**What you should do:** Count how many lines of the data below contain the string "there"; the reply should be that number alone.

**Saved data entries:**
-- Begin --
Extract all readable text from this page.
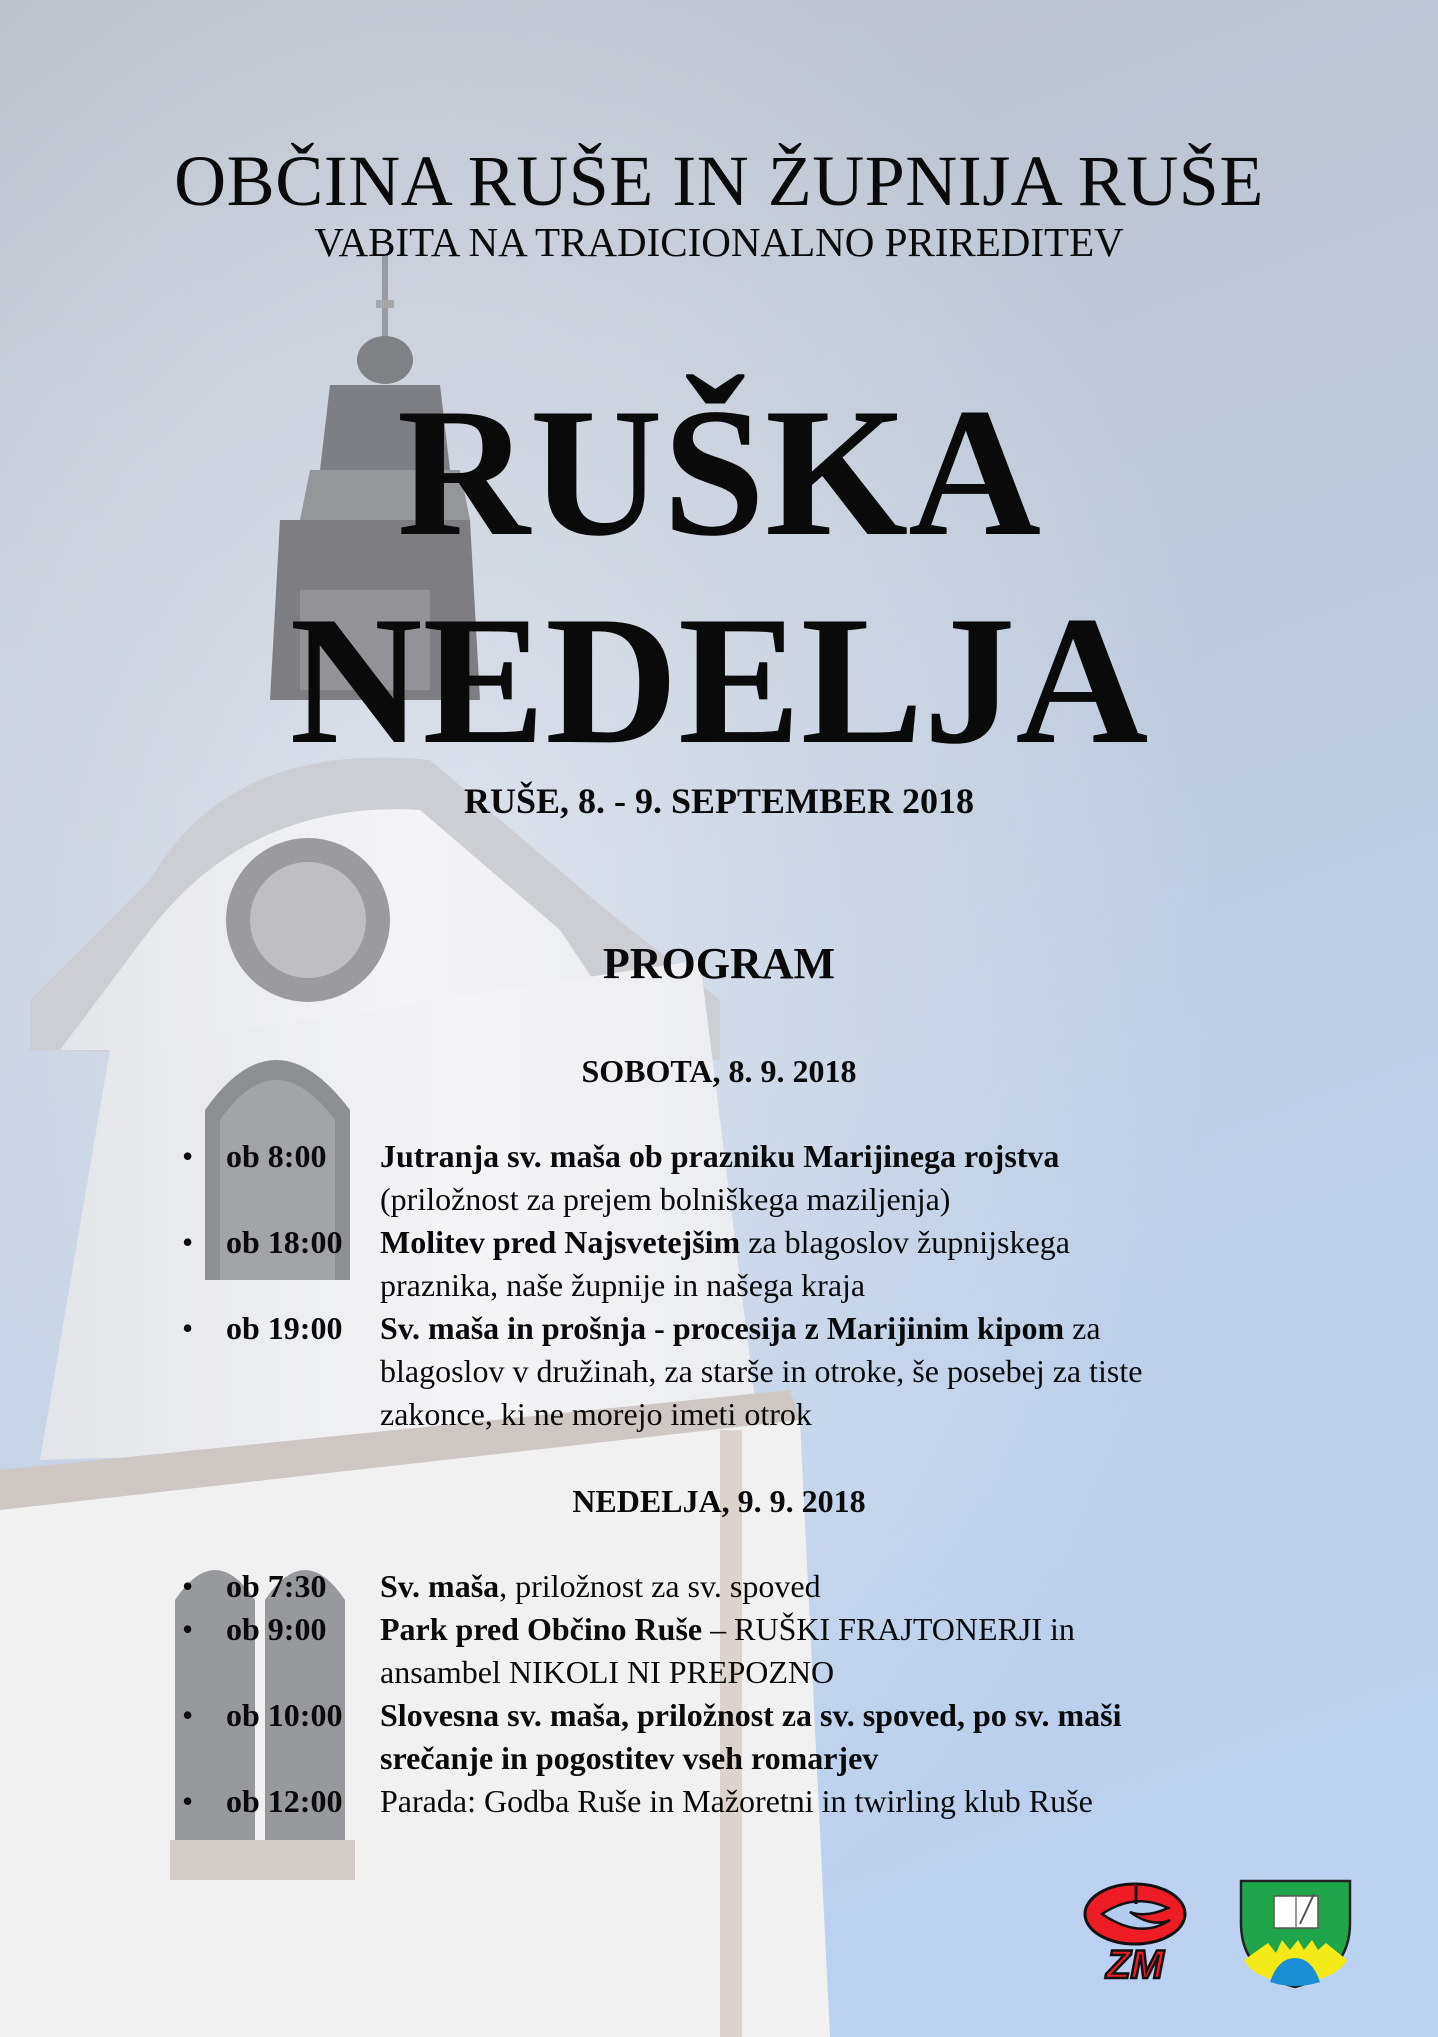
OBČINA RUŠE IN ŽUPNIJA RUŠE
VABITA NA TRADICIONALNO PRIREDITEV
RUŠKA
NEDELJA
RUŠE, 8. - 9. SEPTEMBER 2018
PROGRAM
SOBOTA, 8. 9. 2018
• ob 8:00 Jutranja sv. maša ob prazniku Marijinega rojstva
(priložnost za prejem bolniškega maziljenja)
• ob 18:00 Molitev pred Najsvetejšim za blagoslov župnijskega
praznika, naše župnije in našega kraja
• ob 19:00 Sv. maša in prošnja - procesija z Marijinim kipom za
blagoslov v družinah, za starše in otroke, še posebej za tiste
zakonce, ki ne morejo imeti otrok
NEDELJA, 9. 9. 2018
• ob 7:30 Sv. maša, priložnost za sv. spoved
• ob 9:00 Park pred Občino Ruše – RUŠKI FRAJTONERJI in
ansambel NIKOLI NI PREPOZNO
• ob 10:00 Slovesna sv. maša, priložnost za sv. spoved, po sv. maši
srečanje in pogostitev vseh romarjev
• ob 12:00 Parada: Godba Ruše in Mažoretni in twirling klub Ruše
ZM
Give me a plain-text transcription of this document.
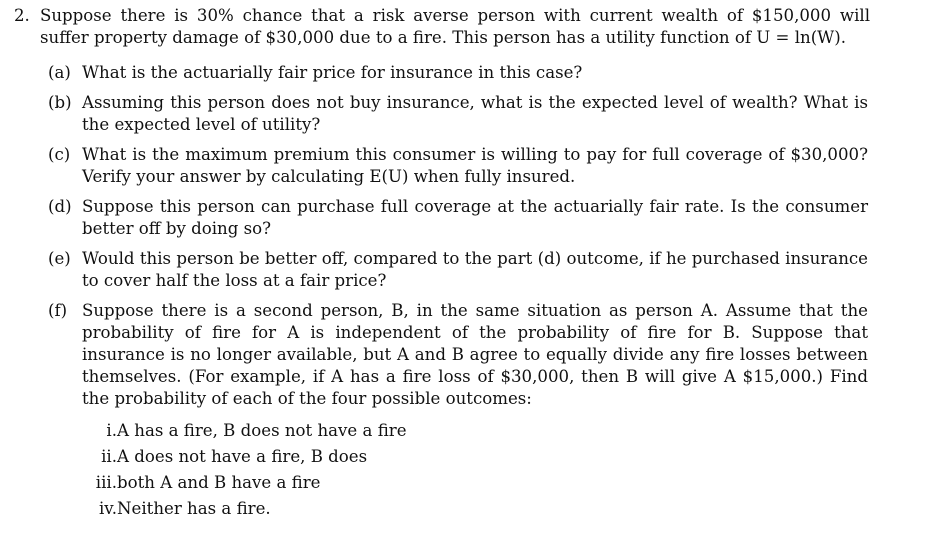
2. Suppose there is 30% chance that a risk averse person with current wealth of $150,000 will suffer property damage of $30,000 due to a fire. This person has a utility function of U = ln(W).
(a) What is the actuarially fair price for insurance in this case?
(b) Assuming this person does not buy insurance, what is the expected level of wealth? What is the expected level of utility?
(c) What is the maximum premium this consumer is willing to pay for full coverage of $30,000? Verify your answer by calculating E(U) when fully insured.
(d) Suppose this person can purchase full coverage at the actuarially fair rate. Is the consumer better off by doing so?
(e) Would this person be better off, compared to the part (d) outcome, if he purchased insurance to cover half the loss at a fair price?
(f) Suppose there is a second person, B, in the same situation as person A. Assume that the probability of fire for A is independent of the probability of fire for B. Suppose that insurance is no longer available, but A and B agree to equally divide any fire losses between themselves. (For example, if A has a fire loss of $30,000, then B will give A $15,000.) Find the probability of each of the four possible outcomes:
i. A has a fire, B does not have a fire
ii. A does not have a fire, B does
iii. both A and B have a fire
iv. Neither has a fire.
-- End --
-- Begin --
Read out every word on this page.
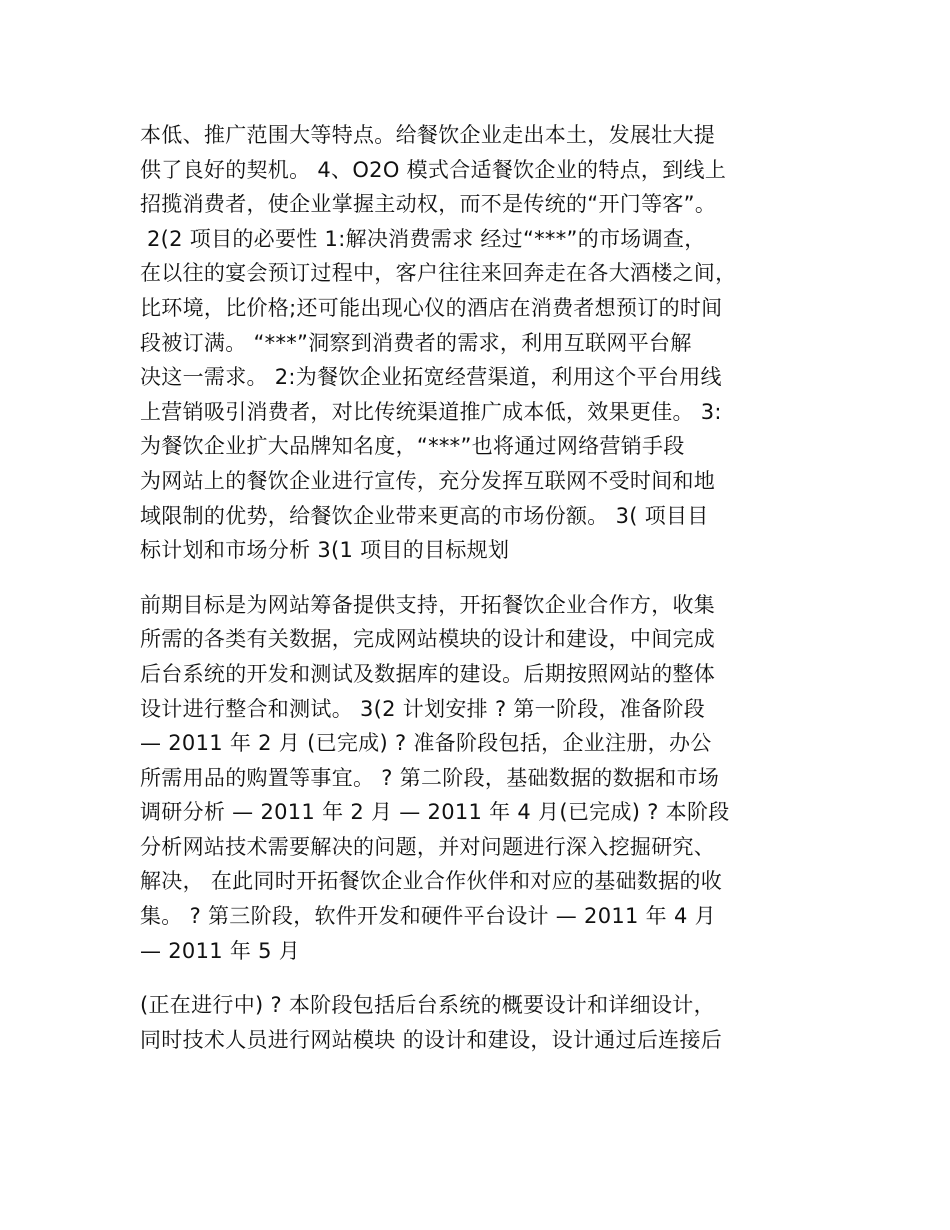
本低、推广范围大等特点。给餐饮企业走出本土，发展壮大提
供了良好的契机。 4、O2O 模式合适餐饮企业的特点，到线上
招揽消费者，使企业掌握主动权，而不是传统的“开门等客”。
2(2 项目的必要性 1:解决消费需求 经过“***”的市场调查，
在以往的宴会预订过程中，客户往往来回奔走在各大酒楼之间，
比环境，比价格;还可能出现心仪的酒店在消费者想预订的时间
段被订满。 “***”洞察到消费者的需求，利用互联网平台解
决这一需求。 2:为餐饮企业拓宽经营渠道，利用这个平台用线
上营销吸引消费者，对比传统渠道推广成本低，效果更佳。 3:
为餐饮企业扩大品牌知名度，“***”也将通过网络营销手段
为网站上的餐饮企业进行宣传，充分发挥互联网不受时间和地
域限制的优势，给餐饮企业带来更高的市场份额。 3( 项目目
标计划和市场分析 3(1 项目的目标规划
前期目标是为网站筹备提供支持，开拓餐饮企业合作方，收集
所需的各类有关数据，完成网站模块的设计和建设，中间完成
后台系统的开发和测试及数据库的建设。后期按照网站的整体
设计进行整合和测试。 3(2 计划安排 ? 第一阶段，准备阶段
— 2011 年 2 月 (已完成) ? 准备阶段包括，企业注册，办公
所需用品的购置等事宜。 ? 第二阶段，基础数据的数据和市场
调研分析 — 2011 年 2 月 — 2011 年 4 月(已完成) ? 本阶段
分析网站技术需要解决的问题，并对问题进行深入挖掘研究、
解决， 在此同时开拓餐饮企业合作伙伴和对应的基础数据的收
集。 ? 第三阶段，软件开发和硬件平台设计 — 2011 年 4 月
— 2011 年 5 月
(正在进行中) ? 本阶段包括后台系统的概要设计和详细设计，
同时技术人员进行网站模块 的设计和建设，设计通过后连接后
-- End --
**Response for this exercise:** 2